WHAT IS BEING ASKED
Report all lines below with the word "care".

DATA FOR REVIEW
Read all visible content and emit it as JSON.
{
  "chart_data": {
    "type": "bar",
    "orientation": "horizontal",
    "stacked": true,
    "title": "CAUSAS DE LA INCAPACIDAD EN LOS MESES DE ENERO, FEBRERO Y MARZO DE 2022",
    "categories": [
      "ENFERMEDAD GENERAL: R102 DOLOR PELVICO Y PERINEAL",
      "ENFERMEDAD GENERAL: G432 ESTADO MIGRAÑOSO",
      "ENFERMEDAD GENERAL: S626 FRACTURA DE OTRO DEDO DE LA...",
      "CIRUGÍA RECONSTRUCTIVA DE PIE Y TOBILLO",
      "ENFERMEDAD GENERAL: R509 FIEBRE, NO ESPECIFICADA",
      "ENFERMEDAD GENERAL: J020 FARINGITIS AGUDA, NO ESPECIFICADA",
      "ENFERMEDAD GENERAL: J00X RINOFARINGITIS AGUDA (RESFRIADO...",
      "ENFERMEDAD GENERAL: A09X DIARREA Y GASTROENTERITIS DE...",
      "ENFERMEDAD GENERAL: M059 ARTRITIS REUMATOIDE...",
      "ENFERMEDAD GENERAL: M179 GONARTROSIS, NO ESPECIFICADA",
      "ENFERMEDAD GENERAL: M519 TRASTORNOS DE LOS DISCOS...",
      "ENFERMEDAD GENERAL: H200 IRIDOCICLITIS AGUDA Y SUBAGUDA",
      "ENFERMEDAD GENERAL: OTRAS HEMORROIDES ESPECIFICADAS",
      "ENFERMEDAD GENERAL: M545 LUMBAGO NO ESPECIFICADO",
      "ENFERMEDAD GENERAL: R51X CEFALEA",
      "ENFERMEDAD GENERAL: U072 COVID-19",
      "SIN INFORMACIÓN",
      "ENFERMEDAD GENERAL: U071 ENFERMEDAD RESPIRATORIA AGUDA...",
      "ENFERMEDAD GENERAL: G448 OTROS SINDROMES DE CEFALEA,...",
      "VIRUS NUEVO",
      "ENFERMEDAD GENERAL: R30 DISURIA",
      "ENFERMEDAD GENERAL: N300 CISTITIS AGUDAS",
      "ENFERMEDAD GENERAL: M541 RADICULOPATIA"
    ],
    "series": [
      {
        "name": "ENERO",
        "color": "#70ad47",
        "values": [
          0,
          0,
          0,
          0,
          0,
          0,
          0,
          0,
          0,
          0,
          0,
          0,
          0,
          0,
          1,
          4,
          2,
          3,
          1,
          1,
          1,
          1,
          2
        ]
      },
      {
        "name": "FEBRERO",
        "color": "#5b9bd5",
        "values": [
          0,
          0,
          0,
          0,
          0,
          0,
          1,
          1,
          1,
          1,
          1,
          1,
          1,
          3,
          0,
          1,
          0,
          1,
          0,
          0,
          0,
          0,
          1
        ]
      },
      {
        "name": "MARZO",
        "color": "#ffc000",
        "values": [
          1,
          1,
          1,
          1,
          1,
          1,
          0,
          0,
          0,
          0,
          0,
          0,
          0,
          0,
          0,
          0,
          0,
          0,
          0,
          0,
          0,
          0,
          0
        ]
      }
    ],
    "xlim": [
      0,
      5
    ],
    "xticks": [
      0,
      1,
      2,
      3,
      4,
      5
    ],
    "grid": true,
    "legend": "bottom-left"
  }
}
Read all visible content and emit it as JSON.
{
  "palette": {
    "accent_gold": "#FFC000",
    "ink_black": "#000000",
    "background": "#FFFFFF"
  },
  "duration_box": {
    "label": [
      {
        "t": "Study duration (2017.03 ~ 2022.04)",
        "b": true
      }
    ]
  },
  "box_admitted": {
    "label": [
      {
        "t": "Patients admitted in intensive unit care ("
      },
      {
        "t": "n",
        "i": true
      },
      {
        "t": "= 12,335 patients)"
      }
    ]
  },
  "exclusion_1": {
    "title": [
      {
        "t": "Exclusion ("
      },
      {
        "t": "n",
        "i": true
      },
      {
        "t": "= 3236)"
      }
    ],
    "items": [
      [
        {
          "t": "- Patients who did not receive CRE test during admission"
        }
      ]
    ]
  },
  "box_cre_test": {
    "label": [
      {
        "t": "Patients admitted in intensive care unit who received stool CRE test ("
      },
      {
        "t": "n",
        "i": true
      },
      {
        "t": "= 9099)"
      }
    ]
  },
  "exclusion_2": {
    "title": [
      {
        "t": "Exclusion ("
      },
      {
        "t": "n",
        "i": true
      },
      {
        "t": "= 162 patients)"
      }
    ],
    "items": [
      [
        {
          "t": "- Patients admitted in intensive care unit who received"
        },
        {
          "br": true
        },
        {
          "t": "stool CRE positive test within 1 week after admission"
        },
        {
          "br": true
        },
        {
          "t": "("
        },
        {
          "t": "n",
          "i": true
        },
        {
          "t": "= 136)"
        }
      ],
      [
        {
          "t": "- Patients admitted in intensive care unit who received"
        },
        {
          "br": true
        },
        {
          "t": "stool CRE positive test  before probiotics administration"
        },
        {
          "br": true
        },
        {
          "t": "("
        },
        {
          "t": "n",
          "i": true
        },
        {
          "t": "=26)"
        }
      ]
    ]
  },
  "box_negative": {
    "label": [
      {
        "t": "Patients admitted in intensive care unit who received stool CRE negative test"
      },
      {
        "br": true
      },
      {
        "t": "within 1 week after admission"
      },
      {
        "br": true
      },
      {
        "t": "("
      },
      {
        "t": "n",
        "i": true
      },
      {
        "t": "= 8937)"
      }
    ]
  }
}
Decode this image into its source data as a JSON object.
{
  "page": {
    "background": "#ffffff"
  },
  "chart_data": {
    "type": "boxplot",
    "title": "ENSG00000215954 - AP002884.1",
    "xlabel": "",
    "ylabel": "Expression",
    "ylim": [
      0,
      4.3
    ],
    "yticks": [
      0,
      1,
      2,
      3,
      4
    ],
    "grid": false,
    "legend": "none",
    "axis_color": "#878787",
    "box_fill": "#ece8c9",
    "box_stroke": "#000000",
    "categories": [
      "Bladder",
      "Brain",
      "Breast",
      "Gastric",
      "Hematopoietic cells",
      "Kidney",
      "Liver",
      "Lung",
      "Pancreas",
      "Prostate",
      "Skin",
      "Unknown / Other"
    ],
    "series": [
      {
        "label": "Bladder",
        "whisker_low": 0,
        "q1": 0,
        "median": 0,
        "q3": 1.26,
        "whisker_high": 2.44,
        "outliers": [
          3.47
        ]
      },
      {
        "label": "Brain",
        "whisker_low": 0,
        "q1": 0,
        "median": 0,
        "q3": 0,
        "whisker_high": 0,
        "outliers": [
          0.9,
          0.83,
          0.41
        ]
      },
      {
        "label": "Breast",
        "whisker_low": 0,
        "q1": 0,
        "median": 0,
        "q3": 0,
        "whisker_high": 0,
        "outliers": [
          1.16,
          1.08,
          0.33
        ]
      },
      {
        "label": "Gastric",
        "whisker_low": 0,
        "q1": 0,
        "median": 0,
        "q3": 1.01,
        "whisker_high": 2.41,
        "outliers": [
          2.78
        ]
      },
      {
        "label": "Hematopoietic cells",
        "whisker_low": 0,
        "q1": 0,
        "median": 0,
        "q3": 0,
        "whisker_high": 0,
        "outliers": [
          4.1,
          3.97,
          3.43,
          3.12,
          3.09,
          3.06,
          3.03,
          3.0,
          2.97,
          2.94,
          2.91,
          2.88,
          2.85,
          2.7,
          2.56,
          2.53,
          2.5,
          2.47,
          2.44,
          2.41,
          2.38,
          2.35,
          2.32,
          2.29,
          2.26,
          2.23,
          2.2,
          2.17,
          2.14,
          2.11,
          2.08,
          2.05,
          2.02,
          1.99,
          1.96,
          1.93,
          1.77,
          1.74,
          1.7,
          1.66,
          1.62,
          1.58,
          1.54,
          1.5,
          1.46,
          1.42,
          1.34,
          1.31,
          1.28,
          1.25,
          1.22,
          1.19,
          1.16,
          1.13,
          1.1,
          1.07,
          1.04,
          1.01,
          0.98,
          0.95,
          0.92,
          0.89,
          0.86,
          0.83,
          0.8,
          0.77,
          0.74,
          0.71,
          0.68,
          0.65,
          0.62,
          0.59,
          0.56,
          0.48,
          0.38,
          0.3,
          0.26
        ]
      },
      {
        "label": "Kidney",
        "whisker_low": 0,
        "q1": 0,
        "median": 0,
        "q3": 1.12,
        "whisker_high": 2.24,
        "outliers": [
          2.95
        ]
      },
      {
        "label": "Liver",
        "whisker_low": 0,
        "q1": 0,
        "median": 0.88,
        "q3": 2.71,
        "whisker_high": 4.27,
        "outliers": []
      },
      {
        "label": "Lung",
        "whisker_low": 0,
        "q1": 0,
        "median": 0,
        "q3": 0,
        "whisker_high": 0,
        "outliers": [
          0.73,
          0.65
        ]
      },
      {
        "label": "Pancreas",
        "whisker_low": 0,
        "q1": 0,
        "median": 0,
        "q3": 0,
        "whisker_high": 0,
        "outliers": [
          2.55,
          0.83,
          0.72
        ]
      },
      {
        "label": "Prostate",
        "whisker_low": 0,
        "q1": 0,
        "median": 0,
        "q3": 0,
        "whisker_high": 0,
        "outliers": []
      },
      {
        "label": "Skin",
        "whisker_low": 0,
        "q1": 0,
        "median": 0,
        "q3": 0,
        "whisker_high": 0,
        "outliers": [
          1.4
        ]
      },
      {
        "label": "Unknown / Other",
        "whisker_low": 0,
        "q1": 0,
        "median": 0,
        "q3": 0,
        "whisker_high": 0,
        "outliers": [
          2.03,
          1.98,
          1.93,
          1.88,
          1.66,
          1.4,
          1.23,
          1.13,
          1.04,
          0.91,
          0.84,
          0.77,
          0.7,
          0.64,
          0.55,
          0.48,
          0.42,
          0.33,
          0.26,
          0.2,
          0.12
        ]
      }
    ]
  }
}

RESPONSE TO THE EXERCISE
        "t": "Patients admitted in intensive unit care ("
        "t": "Patients admitted in intensive care unit who received stool CRE test ("
          "t": "- Patients admitted in intensive care unit who received"
          "t": "- Patients admitted in intensive care unit who received"
        "t": "Patients admitted in intensive care unit who received stool CRE negative test"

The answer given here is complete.